• **What the exercise asks**
Count lines holding the string "name" in the data that follows. Reply with one number only.

(Items listed in a dataset)
++++++++

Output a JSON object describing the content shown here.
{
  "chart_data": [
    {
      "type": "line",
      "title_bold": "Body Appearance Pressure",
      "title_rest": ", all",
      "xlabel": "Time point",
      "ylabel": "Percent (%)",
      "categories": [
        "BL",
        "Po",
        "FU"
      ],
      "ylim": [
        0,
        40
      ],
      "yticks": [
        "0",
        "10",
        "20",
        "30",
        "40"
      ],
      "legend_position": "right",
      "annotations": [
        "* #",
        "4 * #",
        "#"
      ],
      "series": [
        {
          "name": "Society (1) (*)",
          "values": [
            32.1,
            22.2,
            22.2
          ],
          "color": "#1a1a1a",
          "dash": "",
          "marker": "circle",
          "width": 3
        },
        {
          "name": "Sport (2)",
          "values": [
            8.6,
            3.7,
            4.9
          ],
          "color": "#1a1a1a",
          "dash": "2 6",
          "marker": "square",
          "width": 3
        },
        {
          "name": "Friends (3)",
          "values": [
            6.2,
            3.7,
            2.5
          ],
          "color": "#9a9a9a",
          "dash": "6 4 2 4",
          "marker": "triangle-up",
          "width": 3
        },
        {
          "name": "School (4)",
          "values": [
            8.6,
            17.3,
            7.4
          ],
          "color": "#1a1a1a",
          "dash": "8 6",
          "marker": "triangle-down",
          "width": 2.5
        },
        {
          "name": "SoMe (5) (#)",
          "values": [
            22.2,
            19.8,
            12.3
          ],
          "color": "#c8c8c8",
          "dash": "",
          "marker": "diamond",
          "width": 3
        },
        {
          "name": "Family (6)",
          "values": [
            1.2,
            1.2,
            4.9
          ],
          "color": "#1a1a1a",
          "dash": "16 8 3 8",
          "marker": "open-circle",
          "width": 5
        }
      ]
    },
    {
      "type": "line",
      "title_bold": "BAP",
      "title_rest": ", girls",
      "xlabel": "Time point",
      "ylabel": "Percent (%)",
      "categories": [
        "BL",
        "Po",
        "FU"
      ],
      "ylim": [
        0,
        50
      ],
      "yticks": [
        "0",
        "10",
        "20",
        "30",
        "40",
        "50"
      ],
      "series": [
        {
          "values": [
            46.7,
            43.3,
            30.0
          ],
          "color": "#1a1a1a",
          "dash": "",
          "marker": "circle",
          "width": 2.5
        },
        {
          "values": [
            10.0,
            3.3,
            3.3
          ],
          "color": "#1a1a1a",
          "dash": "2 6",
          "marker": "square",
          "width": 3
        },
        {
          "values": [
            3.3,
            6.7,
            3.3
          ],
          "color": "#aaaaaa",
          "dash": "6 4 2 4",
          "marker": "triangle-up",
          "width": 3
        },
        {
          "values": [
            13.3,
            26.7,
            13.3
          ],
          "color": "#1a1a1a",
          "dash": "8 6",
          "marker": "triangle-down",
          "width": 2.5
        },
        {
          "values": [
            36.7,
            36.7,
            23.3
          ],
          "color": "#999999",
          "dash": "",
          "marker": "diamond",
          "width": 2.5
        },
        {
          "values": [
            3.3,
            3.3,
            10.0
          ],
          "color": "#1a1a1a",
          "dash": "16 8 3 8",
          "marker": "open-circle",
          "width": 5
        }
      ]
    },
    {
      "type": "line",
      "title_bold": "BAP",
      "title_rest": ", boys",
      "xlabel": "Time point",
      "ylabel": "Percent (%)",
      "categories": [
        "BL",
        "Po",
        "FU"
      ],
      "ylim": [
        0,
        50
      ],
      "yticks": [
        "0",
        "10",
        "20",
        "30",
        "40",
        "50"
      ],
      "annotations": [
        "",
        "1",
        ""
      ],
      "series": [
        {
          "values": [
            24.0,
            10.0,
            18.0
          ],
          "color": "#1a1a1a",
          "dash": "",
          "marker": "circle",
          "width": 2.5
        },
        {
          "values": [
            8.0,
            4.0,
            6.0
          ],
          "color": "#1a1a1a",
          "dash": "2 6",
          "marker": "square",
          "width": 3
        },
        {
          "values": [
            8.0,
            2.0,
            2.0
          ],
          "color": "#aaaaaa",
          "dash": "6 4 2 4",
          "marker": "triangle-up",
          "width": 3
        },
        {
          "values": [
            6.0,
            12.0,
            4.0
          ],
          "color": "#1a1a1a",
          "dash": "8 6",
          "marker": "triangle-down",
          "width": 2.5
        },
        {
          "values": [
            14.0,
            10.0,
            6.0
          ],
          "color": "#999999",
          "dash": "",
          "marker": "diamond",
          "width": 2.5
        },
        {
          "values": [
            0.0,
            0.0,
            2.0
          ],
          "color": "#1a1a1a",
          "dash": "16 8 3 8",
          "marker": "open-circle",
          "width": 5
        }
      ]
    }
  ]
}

++++++++

• **The output**
6